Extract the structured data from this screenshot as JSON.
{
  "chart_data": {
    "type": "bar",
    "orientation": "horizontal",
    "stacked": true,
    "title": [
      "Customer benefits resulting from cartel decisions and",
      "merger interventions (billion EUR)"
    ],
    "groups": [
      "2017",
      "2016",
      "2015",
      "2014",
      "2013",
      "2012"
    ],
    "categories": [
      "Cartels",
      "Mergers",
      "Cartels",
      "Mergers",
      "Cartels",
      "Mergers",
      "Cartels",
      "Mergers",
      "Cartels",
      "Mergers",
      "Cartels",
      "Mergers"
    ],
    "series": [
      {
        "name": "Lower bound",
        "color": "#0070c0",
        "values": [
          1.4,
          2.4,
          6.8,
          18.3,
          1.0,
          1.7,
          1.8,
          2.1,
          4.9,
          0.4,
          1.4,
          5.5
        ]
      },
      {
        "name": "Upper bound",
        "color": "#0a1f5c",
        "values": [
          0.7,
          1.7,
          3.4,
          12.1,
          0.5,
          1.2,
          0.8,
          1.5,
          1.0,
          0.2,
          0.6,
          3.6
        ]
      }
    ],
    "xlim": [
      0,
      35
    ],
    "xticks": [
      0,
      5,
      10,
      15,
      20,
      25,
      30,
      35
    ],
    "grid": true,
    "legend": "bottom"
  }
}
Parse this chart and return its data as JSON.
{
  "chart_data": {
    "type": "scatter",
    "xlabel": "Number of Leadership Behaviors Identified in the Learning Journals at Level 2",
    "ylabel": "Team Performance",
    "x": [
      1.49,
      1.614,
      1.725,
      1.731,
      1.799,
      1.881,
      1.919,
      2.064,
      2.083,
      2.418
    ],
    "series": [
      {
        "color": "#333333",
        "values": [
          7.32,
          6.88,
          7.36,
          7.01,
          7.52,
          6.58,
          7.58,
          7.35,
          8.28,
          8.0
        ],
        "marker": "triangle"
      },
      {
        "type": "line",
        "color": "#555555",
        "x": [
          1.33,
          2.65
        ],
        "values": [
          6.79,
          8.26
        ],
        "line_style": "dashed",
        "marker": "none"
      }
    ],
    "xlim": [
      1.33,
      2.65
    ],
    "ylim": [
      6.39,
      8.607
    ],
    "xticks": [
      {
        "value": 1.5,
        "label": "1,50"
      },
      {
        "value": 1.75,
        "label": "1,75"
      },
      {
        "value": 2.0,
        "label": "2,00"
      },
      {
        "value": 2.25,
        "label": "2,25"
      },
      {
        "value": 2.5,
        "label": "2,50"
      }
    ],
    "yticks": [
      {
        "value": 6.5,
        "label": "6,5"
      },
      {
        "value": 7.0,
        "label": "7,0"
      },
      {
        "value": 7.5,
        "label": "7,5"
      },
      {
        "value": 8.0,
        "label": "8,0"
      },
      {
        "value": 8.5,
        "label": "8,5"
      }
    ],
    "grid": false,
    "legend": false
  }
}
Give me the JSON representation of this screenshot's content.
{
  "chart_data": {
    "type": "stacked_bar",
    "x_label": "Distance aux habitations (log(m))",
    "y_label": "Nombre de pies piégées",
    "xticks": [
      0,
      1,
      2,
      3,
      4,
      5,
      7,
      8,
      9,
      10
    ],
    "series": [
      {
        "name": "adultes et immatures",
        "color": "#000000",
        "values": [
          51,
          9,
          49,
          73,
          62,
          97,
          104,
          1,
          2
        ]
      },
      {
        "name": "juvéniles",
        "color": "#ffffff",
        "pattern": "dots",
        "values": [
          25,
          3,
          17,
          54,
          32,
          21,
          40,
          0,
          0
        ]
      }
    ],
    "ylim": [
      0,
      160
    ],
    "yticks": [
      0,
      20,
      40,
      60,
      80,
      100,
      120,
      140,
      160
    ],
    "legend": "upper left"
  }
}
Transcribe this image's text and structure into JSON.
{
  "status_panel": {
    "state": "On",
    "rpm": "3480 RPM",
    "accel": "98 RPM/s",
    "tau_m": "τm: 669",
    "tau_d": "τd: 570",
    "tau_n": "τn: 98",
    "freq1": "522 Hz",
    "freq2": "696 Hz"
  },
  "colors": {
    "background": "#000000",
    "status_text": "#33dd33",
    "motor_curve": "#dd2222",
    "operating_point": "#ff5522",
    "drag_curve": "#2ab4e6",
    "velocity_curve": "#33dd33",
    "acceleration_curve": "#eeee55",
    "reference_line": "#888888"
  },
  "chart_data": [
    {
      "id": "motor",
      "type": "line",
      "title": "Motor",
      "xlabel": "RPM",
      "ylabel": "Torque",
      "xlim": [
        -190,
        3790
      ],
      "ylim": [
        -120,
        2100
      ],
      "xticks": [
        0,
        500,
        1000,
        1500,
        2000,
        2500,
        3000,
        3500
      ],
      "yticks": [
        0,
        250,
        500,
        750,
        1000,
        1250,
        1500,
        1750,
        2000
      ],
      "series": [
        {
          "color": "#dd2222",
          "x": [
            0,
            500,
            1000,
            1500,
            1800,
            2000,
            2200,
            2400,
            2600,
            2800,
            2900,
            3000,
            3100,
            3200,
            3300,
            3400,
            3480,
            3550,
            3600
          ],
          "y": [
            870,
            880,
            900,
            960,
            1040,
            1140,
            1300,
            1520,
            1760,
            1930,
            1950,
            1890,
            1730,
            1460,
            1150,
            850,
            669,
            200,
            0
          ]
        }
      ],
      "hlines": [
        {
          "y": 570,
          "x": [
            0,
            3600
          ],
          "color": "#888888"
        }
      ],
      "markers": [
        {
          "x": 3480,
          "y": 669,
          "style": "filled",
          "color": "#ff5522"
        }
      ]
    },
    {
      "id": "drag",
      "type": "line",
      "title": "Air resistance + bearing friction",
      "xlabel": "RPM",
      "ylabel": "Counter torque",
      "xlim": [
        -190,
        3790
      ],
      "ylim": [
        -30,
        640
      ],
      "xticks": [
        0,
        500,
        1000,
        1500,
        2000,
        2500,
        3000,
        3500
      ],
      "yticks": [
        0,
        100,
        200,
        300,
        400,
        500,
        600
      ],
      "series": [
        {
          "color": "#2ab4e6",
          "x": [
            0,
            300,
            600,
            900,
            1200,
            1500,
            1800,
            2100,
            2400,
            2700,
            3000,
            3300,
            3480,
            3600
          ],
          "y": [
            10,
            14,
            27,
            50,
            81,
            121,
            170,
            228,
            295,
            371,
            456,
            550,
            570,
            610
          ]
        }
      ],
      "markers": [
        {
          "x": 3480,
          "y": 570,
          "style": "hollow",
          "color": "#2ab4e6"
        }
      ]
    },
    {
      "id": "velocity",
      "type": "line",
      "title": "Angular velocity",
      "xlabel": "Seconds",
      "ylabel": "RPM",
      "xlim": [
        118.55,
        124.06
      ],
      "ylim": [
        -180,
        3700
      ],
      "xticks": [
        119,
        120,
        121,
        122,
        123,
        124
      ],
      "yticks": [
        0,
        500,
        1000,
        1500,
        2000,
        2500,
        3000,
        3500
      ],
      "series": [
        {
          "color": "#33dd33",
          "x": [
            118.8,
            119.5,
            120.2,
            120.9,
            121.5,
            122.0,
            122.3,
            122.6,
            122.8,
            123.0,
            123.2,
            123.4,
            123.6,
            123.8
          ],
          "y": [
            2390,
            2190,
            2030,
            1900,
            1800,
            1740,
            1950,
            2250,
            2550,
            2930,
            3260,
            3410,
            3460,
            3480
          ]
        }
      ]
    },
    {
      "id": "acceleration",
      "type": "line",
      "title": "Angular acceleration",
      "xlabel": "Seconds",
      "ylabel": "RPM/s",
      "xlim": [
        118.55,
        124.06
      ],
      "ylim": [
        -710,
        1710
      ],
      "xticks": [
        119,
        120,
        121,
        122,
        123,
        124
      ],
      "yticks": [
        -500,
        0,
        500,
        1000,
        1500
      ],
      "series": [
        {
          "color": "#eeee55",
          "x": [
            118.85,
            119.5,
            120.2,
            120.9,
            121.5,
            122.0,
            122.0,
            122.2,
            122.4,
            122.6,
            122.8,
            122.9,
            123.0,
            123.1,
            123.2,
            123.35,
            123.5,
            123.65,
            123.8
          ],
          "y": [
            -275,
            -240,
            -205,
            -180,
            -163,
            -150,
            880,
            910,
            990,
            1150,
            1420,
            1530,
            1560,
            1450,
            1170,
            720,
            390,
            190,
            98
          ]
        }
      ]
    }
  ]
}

GOAL: Extract, from the listing above, every line where the string "title" occurs.

ANSWER BELOW:
    "title": [
      "title": "Motor",
      "title": "Air resistance + bearing friction",
      "title": "Angular velocity",
      "title": "Angular acceleration",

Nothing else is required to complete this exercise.